図1に示す純水製造装置100、図2に示す純水製造装置200、図3に示す純水製造措置300、図4に示す純水製造装置400は、共通する部分や対象には同一の符号を付して説明すると、原水1を供給する給水タンク2、給水タンク2から供給される原水1を、RO膜(Reberse Osmosis Membrane)3を通して純水化するRO装置4、このRO装置4で純水化された純水5を導入して貯留し、下流に接続した2次装置500での、再処理や洗浄といった各種使用に供する純水タンク6を少なくとも備え、RO装置4の上流域内に窒素ガス7をマイクロバブル以下の粒径にて発生させまたは注入する窒素マイクロバブル供給手段8を設けた点で共通している。このような基本的な構成によって、RO装置4上流での原水1中に、窒素マイクロバブル供給手段8からマイクロバブル以下の粒径となった図1のRO装置4の原水1中に代表して示す窒素マイクロバブル7を発生または注入するので、窒素が原水1に対する脱気作用を発揮する上、マイクロバブル以下の粒径となった窒素マイクロバブル7はPHに依存するが表面の負帯電に
て、原水中で正帯電している金属イオンに引き寄せられて電気的に中和する作用、およびバブル自体のスライムを含む疎水性物質を吸着する作用があるので、原水1中やRO膜3表面でのスケール発生、スライムの増殖を抑制することができる。また、マイクロバブル以下の粒径の窒素マイクロバブル7は水中での長期滞留性により、RO装置内で消滅することなく金属イオンを安定的に分散し、スライムのRO膜a表面での付着を抑制し、バブルの自己加圧作用にて窒素マイクロバブル7の消滅過程での原水1への溶存率を高められるので脱気率、気体成分除去率、および窒素ガスの有効率が向上する。
【0034】
以上の結果、RO装置4上流での原水1中にマイクロバブル以下の粒径となった窒素マイクロバブル7を発生させるか注入してその長期滞留性と高い接触率とにより、窒素の消費量を抑えて十分に働かせられ、窒素マイクロバブル7によりその自己加圧作用を伴い脱気、気体成分除去、が図れて図1に示す例の純水製造装置100のように、図4に示した例の純水製造装置400が採用している窒素バブリングタワー11や、図2に示す純水製造装置200、図3に示す純水製造装置300、図4に示す純水装置400が共に採用している脱炭酸塔12、酸(硫酸)添加の省略、またはバブリング窒素量の低減が図れる上、原水1中の金属イオンとの電気的な中和作用にて原水1中やRO膜3表面でのスケール発生を抑えられるし、疎水性物質としてのスライムを吸着して除去し、図2に示す純水製造装置200、図3に示す純水製造装置300、図4に示す純水装置400が共に採用しているスライムコントロール剤13を省略または低減するので、ノンケミカル化または低ケミカル化、装置の簡略化、低イニシャルコスト化、低ランニング化に加え、低環境負荷化も実現する。しかも、窒素マイクロバブル7のRO装置4内の原水1域での浮上により吸着している金属イオンやスライムを原水1の表層へ持ち運んでオーバーフローさせるなどして除去しやすくなるので、それらの処理コストも低減することができる。

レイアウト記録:

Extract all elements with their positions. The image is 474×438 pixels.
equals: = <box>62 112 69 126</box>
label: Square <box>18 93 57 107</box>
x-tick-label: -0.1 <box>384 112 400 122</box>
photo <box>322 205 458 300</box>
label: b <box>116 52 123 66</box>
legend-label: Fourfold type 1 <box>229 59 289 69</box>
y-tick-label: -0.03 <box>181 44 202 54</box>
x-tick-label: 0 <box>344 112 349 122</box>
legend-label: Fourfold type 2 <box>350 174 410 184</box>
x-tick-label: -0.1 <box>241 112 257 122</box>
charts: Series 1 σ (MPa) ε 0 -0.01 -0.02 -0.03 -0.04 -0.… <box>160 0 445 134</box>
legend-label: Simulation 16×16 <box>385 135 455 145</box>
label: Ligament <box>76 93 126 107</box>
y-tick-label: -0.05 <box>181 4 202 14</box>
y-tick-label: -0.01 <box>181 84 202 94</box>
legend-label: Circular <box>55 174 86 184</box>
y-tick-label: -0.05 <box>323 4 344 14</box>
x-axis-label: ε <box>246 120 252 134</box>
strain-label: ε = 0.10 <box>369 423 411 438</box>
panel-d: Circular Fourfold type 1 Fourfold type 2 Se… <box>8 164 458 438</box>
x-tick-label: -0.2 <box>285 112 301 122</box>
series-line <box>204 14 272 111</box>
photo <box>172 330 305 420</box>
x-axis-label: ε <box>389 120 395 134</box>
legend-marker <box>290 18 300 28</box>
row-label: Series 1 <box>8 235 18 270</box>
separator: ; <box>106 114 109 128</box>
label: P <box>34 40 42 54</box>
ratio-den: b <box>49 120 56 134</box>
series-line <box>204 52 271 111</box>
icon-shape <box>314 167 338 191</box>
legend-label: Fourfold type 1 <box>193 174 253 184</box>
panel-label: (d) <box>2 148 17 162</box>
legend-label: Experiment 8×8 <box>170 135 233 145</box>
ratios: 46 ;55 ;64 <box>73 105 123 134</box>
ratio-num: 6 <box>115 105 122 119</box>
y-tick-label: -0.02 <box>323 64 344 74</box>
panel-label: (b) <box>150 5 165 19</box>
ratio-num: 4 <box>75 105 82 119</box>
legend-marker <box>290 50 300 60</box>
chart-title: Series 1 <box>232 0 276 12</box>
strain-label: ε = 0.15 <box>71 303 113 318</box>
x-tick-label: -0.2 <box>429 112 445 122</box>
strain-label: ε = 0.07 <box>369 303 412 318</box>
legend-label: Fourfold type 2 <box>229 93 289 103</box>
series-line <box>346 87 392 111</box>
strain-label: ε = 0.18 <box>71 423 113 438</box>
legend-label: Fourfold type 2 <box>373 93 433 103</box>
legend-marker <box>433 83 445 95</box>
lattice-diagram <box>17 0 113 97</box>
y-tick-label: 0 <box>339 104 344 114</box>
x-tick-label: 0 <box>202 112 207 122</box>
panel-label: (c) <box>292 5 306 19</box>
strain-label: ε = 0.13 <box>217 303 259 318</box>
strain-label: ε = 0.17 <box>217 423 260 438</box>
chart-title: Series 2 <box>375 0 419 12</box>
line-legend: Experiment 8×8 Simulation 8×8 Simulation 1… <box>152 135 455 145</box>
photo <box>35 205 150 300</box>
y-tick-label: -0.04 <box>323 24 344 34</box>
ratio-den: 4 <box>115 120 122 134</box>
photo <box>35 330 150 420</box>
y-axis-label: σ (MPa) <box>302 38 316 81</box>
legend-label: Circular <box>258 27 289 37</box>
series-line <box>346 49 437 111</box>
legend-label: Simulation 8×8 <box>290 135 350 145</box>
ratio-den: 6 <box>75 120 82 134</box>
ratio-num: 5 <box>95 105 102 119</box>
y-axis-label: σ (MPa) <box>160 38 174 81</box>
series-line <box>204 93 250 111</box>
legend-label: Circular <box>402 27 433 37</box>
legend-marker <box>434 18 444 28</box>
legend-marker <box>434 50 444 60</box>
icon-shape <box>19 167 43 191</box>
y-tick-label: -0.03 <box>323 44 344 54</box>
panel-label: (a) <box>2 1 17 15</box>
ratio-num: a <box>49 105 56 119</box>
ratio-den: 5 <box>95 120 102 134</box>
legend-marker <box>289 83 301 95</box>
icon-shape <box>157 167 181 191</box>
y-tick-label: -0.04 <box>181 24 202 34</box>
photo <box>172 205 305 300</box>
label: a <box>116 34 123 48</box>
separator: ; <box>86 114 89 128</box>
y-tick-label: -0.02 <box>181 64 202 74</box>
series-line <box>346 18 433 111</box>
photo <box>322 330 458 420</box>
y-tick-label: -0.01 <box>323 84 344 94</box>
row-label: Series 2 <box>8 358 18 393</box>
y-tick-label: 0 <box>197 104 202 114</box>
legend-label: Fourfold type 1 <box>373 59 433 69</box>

### 実施する課題
次の (a)〜(c) の記述が抜粋の内容と一致するかどうかを判定してください。それぞれ「はい」か「いいえ」で答え、判断の決め手となる抜粋の語句を正確に引用してください。
(a) 窒素マイクロバブルは、水中での長期滞留性によって、RO装置内で消滅せずに金属イオンを安定的に分散させる。
(b) 窒素マイクロバブル供給手段は、RO装置の下流に設けられている。
(c) 窒素マイクロバブルは、浮上することで、吸着した金属イオンやスライムを原水の表層へ運ぶ。
記録は抜粋とは別の出典から取られています。

### 課題の解答
(a) はい。「水中での長期滞留性により、RO装置内で消滅することなく金属イオンを安定的に分散し」
(b) いいえ。「RO装置4の上流域内に窒素ガス7をマイクロバブル以下の粒径にて発生させまたは注入する窒素マイクロバブル供給手段8を設けた」
(c) はい。「窒素マイクロバブル7のRO装置4内の原水1域での浮上により吸着している金属イオンやスライムを原水1の表層へ持ち運んで」